_WORK TO BE COMPLETED_
Reproduce the entries word for word, and omit any picture you find in them.
--- PROVIDED RECORDS ---
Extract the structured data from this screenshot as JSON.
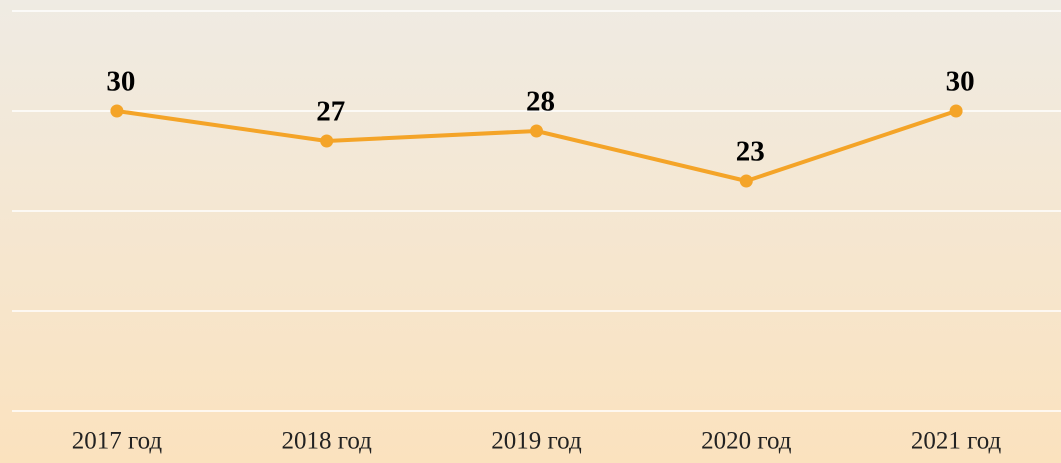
{
  "chart_data": {
    "type": "line",
    "categories": [
      "2017 год",
      "2018 год",
      "2019 год",
      "2020 год",
      "2021 год"
    ],
    "series": [
      {
        "name": null,
        "color": "#f4a428",
        "values": [
          30,
          27,
          28,
          23,
          30
        ]
      }
    ],
    "ylim": [
      0,
      40
    ],
    "yticks": [
      0,
      10,
      20,
      30,
      40
    ],
    "grid": true
  }
}
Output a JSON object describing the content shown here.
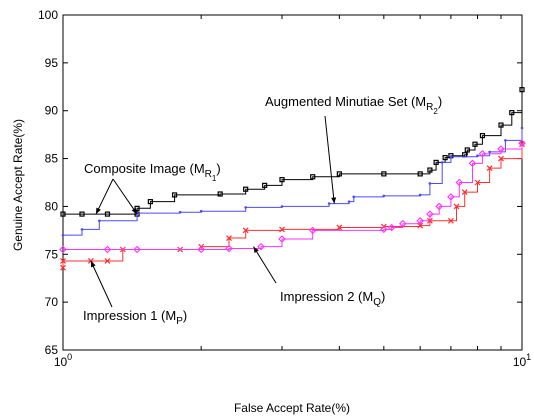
---
_SOLUTION TO THIS EXERCISE_
Extract the structured data from this screenshot as JSON.
{
  "chart_data": {
    "type": "line",
    "categories": [
      "2017 год",
      "2018 год",
      "2019 год",
      "2020 год",
      "2021 год"
    ],
    "series": [
      {
        "name": null,
        "color": "#f4a428",
        "values": [
          30,
          27,
          28,
          23,
          30
        ]
      }
    ],
    "ylim": [
      0,
      40
    ],
    "yticks": [
      0,
      10,
      20,
      30,
      40
    ],
    "grid": true
  }
}
Output a JSON object describing the content shown here.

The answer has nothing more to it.